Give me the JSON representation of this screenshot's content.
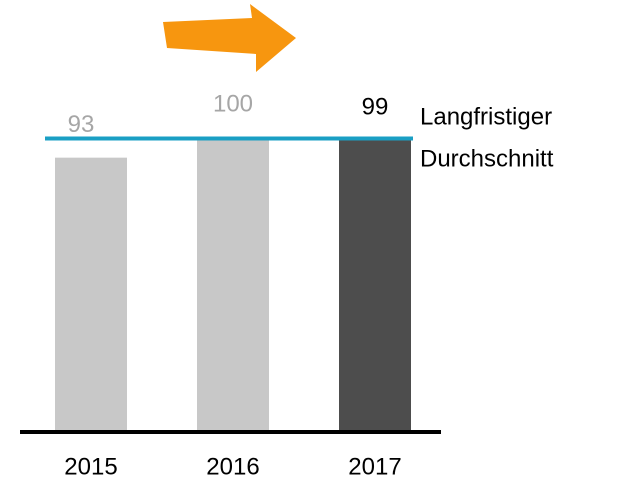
{
  "chart_data": {
    "type": "bar",
    "categories": [
      "2015",
      "2016",
      "2017"
    ],
    "values": [
      93,
      100,
      99
    ],
    "colors": [
      "#c8c8c8",
      "#c8c8c8",
      "#4d4d4d"
    ],
    "label_colors": [
      "#a6a6a6",
      "#a6a6a6",
      "#000000"
    ],
    "ylim": [
      0,
      100
    ],
    "reference_line": {
      "value": 99.5,
      "color": "#1a9fc4",
      "label": [
        "Langfristiger",
        "Durchschnitt"
      ]
    }
  }
}
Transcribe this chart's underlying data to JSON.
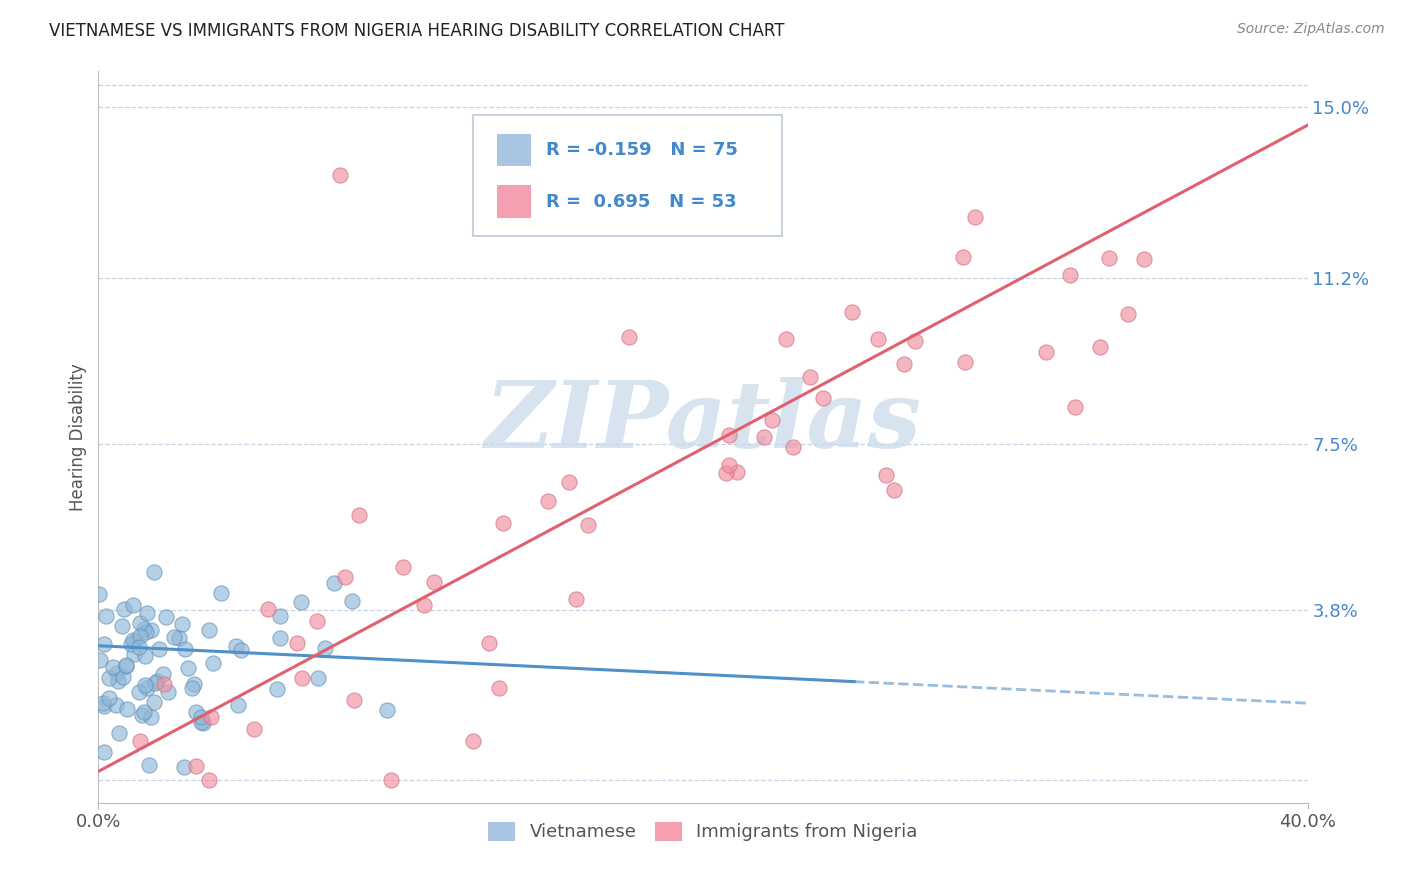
{
  "title": "VIETNAMESE VS IMMIGRANTS FROM NIGERIA HEARING DISABILITY CORRELATION CHART",
  "source_text": "Source: ZipAtlas.com",
  "ylabel": "Hearing Disability",
  "watermark": "ZIPatlas",
  "xmin": 0.0,
  "xmax": 0.4,
  "ymin": -0.005,
  "ymax": 0.158,
  "yticks": [
    0.038,
    0.075,
    0.112,
    0.15
  ],
  "ytick_labels": [
    "3.8%",
    "7.5%",
    "11.2%",
    "15.0%"
  ],
  "xticks": [
    0.0,
    0.4
  ],
  "xtick_labels": [
    "0.0%",
    "40.0%"
  ],
  "legend_label1": "Vietnamese",
  "legend_label2": "Immigrants from Nigeria",
  "R1": -0.159,
  "N1": 75,
  "R2": 0.695,
  "N2": 53,
  "color_blue": "#a8c4e0",
  "color_pink": "#f4a0b0",
  "line_color_blue": "#5090c8",
  "line_color_pink": "#e06070",
  "dot_color_blue": "#90b8d8",
  "dot_color_pink": "#f090a0",
  "background_color": "#ffffff",
  "grid_color": "#c8d4e4",
  "title_color": "#1a1a2e",
  "watermark_color": "#c8d8ea",
  "right_label_color": "#4488cc",
  "legend_box_color": "#dddddd"
}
+++
Leaving the pictures aside, transcribe the entire listing exactly.

Give me the JSON representation of this screenshot's content.
{
  "chart_data": {
    "type": "bar",
    "categories": [
      "2015",
      "2016",
      "2017"
    ],
    "values": [
      93,
      100,
      99
    ],
    "colors": [
      "#c8c8c8",
      "#c8c8c8",
      "#4d4d4d"
    ],
    "label_colors": [
      "#a6a6a6",
      "#a6a6a6",
      "#000000"
    ],
    "ylim": [
      0,
      100
    ],
    "reference_line": {
      "value": 99.5,
      "color": "#1a9fc4",
      "label": [
        "Langfristiger",
        "Durchschnitt"
      ]
    }
  }
}
Transcribe this chart's underlying data to JSON.
{
  "title": "VIETNAMESE VS IMMIGRANTS FROM NIGERIA HEARING DISABILITY CORRELATION CHART",
  "source_text": "Source: ZipAtlas.com",
  "ylabel": "Hearing Disability",
  "watermark": "ZIPatlas",
  "xmin": 0.0,
  "xmax": 0.4,
  "ymin": -0.005,
  "ymax": 0.158,
  "yticks": [
    0.038,
    0.075,
    0.112,
    0.15
  ],
  "ytick_labels": [
    "3.8%",
    "7.5%",
    "11.2%",
    "15.0%"
  ],
  "xticks": [
    0.0,
    0.4
  ],
  "xtick_labels": [
    "0.0%",
    "40.0%"
  ],
  "legend_label1": "Vietnamese",
  "legend_label2": "Immigrants from Nigeria",
  "R1": -0.159,
  "N1": 75,
  "R2": 0.695,
  "N2": 53,
  "color_blue": "#a8c4e0",
  "color_pink": "#f4a0b0",
  "line_color_blue": "#5090c8",
  "line_color_pink": "#e06070",
  "dot_color_blue": "#90b8d8",
  "dot_color_pink": "#f090a0",
  "background_color": "#ffffff",
  "grid_color": "#c8d4e4",
  "title_color": "#1a1a2e",
  "watermark_color": "#c8d8ea",
  "right_label_color": "#4488cc",
  "legend_box_color": "#dddddd"
}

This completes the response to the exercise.